### Exercise brief
Quote every entry word for word.

### Supplied data
────────────────
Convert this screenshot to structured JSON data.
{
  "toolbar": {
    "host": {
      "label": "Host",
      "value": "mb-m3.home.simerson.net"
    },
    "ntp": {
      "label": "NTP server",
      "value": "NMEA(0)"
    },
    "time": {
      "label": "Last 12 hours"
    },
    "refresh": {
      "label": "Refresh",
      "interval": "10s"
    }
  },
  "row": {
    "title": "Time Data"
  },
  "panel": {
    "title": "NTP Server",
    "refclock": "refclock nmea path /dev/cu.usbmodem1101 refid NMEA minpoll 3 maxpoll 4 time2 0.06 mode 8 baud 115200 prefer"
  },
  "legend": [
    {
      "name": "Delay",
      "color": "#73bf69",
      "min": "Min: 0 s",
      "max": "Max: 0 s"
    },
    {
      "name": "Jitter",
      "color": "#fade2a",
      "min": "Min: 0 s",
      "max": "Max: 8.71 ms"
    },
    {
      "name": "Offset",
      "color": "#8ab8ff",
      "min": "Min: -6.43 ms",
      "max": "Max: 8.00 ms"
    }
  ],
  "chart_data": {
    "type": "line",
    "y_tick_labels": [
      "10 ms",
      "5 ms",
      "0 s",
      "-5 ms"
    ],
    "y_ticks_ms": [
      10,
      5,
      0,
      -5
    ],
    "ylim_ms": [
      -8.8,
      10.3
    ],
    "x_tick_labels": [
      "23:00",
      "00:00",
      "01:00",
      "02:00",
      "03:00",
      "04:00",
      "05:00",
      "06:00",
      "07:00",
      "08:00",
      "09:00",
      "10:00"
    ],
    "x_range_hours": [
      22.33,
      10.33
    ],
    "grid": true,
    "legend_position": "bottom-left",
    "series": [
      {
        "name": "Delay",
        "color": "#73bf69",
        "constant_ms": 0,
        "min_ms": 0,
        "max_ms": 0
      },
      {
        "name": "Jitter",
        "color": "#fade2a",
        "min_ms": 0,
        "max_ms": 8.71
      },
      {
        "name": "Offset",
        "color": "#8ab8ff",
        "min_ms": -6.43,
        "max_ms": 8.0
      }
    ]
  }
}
────────────────
### Output below
Convert this screenshot to structured JSON data.
{
  "toolbar": {
    "host": {
      "label": "Host",
      "value": "mb-m3.home.simerson.net"
    },
    "ntp": {
      "label": "NTP server",
      "value": "NMEA(0)"
    },
    "time": {
      "label": "Last 12 hours"
    },
    "refresh": {
      "label": "Refresh",
      "interval": "10s"
    }
  },
  "row": {
    "title": "Time Data"
  },
  "panel": {
    "title": "NTP Server",
    "refclock": "refclock nmea path /dev/cu.usbmodem1101 refid NMEA minpoll 3 maxpoll 4 time2 0.06 mode 8 baud 115200 prefer"
  },
  "legend": [
    {
      "name": "Delay",
      "color": "#73bf69",
      "min": "Min: 0 s",
      "max": "Max: 0 s"
    },
    {
      "name": "Jitter",
      "color": "#fade2a",
      "min": "Min: 0 s",
      "max": "Max: 8.71 ms"
    },
    {
      "name": "Offset",
      "color": "#8ab8ff",
      "min": "Min: -6.43 ms",
      "max": "Max: 8.00 ms"
    }
  ],
  "chart_data": {
    "type": "line",
    "y_tick_labels": [
      "10 ms",
      "5 ms",
      "0 s",
      "-5 ms"
    ],
    "y_ticks_ms": [
      10,
      5,
      0,
      -5
    ],
    "ylim_ms": [
      -8.8,
      10.3
    ],
    "x_tick_labels": [
      "23:00",
      "00:00",
      "01:00",
      "02:00",
      "03:00",
      "04:00",
      "05:00",
      "06:00",
      "07:00",
      "08:00",
      "09:00",
      "10:00"
    ],
    "x_range_hours": [
      22.33,
      10.33
    ],
    "grid": true,
    "legend_position": "bottom-left",
    "series": [
      {
        "name": "Delay",
        "color": "#73bf69",
        "constant_ms": 0,
        "min_ms": 0,
        "max_ms": 0
      },
      {
        "name": "Jitter",
        "color": "#fade2a",
        "min_ms": 0,
        "max_ms": 8.71
      },
      {
        "name": "Offset",
        "color": "#8ab8ff",
        "min_ms": -6.43,
        "max_ms": 8.0
      }
    ]
  }
}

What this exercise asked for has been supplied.